**DATA PROVIDED**
□ □ □ □ □ □ □

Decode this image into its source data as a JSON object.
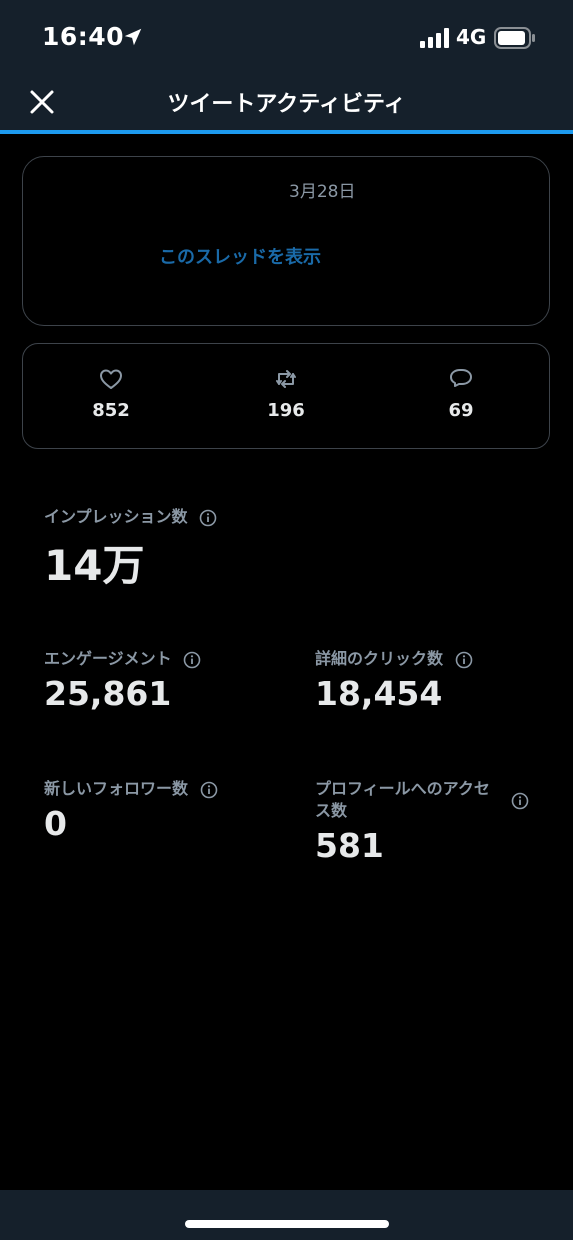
{
  "status_bar": {
    "time": "16:40",
    "network": "4G"
  },
  "header": {
    "title": "ツイートアクティビティ"
  },
  "tweet": {
    "date": "3月28日",
    "thread_link": "このスレッドを表示"
  },
  "engagement_counts": {
    "likes": "852",
    "retweets": "196",
    "replies": "69"
  },
  "metrics": {
    "impressions": {
      "label": "インプレッション数",
      "value": "14万"
    },
    "engagements": {
      "label": "エンゲージメント",
      "value": "25,861"
    },
    "detail_clicks": {
      "label": "詳細のクリック数",
      "value": "18,454"
    },
    "new_followers": {
      "label": "新しいフォロワー数",
      "value": "0"
    },
    "profile_visits": {
      "label_line1": "プロフィールへのアクセ",
      "label_line2": "ス数",
      "value": "581"
    }
  },
  "colors": {
    "accent": "#1d9bf0",
    "header_bg": "#15202b",
    "muted_text": "#8b98a5",
    "link": "#1a6aa8"
  }
}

□ □ □ □ □ □ □

**TASK TO COMPLETE**
A faithful copy of the records above is needed, with the pictures left out.

**THE ANSWER**
Decode this image into its source data as a JSON object.
{
  "status_bar": {
    "time": "16:40",
    "network": "4G"
  },
  "header": {
    "title": "ツイートアクティビティ"
  },
  "tweet": {
    "date": "3月28日",
    "thread_link": "このスレッドを表示"
  },
  "engagement_counts": {
    "likes": "852",
    "retweets": "196",
    "replies": "69"
  },
  "metrics": {
    "impressions": {
      "label": "インプレッション数",
      "value": "14万"
    },
    "engagements": {
      "label": "エンゲージメント",
      "value": "25,861"
    },
    "detail_clicks": {
      "label": "詳細のクリック数",
      "value": "18,454"
    },
    "new_followers": {
      "label": "新しいフォロワー数",
      "value": "0"
    },
    "profile_visits": {
      "label_line1": "プロフィールへのアクセ",
      "label_line2": "ス数",
      "value": "581"
    }
  },
  "colors": {
    "accent": "#1d9bf0",
    "header_bg": "#15202b",
    "muted_text": "#8b98a5",
    "link": "#1a6aa8"
  }
}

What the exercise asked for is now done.